* Start SUPPLIED DATA *
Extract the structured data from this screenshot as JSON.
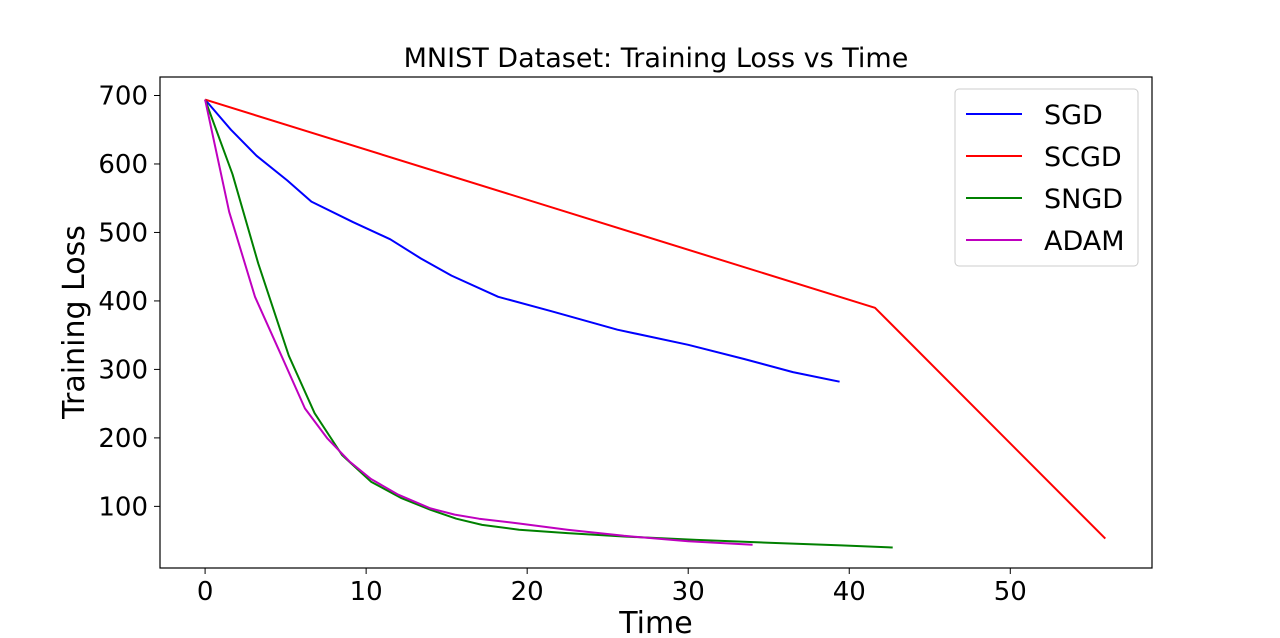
{
  "chart_data": {
    "type": "line",
    "title": "MNIST Dataset:  Training Loss vs Time",
    "xlabel": "Time",
    "ylabel": "Training Loss",
    "xlim": [
      -2.8,
      58.8
    ],
    "ylim": [
      10,
      727
    ],
    "xticks": [
      0,
      10,
      20,
      30,
      40,
      50
    ],
    "xtick_labels": [
      "0",
      "10",
      "20",
      "30",
      "40",
      "50"
    ],
    "yticks": [
      100,
      200,
      300,
      400,
      500,
      600,
      700
    ],
    "ytick_labels": [
      "100",
      "200",
      "300",
      "400",
      "500",
      "600",
      "700"
    ],
    "grid": false,
    "legend_position": "top-right",
    "series": [
      {
        "name": "SGD",
        "color": "#0000ff",
        "x": [
          0,
          1.6,
          3.2,
          5.1,
          6.6,
          9.2,
          11.5,
          13.4,
          15.3,
          18.2,
          21.5,
          25.6,
          30.0,
          33.5,
          36.5,
          39.4
        ],
        "y": [
          694,
          650,
          612,
          576,
          545,
          515,
          490,
          462,
          437,
          406,
          385,
          358,
          336,
          315,
          296,
          282
        ]
      },
      {
        "name": "SCGD",
        "color": "#ff0000",
        "x": [
          0,
          41.6,
          55.9
        ],
        "y": [
          694,
          390,
          53
        ]
      },
      {
        "name": "SNGD",
        "color": "#008000",
        "x": [
          0,
          1.7,
          3.3,
          5.2,
          6.8,
          8.5,
          10.3,
          12.2,
          14.0,
          15.6,
          17.2,
          19.5,
          22.5,
          26.0,
          30.5,
          35.0,
          39.5,
          42.7
        ],
        "y": [
          694,
          585,
          455,
          320,
          236,
          175,
          136,
          112,
          95,
          82,
          73,
          66,
          61,
          56,
          51,
          47,
          43,
          40
        ]
      },
      {
        "name": "ADAM",
        "color": "#bf00bf",
        "x": [
          0,
          1.5,
          3.1,
          4.7,
          6.2,
          7.6,
          9.0,
          10.3,
          12.0,
          14.0,
          15.5,
          17.0,
          19.5,
          22.5,
          26.0,
          30.0,
          34.0
        ],
        "y": [
          694,
          530,
          406,
          322,
          243,
          199,
          165,
          140,
          117,
          97,
          88,
          82,
          75,
          66,
          57,
          49,
          44
        ]
      }
    ]
  }
}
* End SUPPLIED DATA *
#### [EXERCISE]
Tally the lines in the records above that contain the word "Time", and give only that number.

#### [WRITTEN REPLY]
2